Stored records
────
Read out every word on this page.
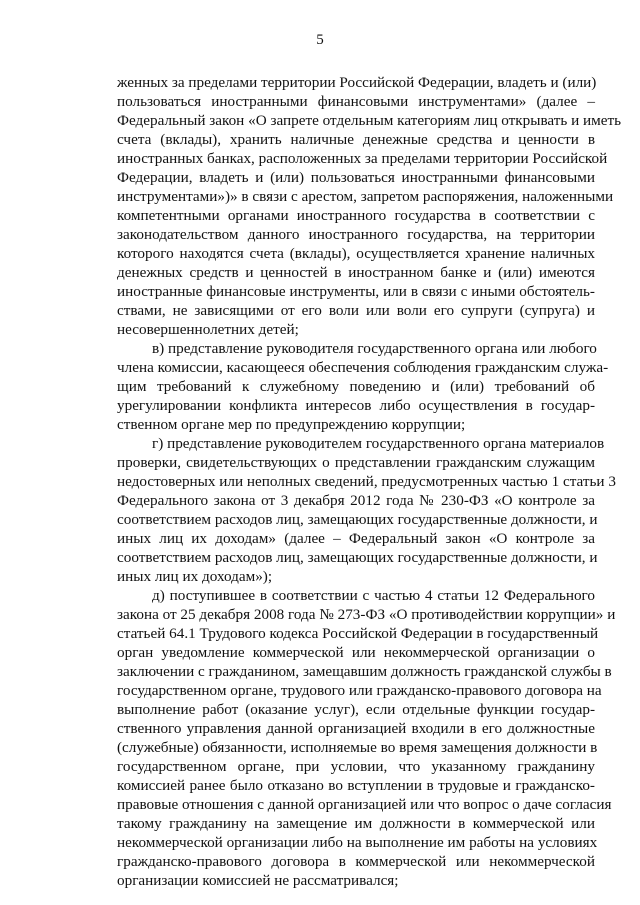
5
женных за пределами территории Российской Федерации, владеть и (или)
пользоваться иностранными финансовыми инструментами» (далее –
Федеральный закон «О запрете отдельным категориям лиц открывать и иметь
счета (вклады), хранить наличные денежные средства и ценности в
иностранных банках, расположенных за пределами территории Российской
Федерации, владеть и (или) пользоваться иностранными финансовыми
инструментами»)» в связи с арестом, запретом распоряжения, наложенными
компетентными органами иностранного государства в соответствии с
законодательством данного иностранного государства, на территории
которого находятся счета (вклады), осуществляется хранение наличных
денежных средств и ценностей в иностранном банке и (или) имеются
иностранные финансовые инструменты, или в связи с иными обстоятель-
ствами, не зависящими от его воли или воли его супруги (супруга) и
несовершеннолетних детей;
в) представление руководителя государственного органа или любого
члена комиссии, касающееся обеспечения соблюдения гражданским служа-
щим требований к служебному поведению и (или) требований об
урегулировании конфликта интересов либо осуществления в государ-
ственном органе мер по предупреждению коррупции;
г) представление руководителем государственного органа материалов
проверки, свидетельствующих о представлении гражданским служащим
недостоверных или неполных сведений, предусмотренных частью 1 статьи 3
Федерального закона от 3 декабря 2012 года № 230-ФЗ «О контроле за
соответствием расходов лиц, замещающих государственные должности, и
иных лиц их доходам» (далее – Федеральный закон «О контроле за
соответствием расходов лиц, замещающих государственные должности, и
иных лиц их доходам»);
д) поступившее в соответствии с частью 4 статьи 12 Федерального
закона от 25 декабря 2008 года № 273-ФЗ «О противодействии коррупции» и
статьей 64.1 Трудового кодекса Российской Федерации в государственный
орган уведомление коммерческой или некоммерческой организации о
заключении с гражданином, замещавшим должность гражданской службы в
государственном органе, трудового или гражданско-правового договора на
выполнение работ (оказание услуг), если отдельные функции государ-
ственного управления данной организацией входили в его должностные
(служебные) обязанности, исполняемые во время замещения должности в
государственном органе, при условии, что указанному гражданину
комиссией ранее было отказано во вступлении в трудовые и гражданско-
правовые отношения с данной организацией или что вопрос о даче согласия
такому гражданину на замещение им должности в коммерческой или
некоммерческой организации либо на выполнение им работы на условиях
гражданско-правового договора в коммерческой или некоммерческой
организации комиссией не рассматривался;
────
Show the lines of the data that hold the word "гражданину".

Response to the exercise —
государственном органе, при условии, что указанному гражданину
такому гражданину на замещение им должности в коммерческой или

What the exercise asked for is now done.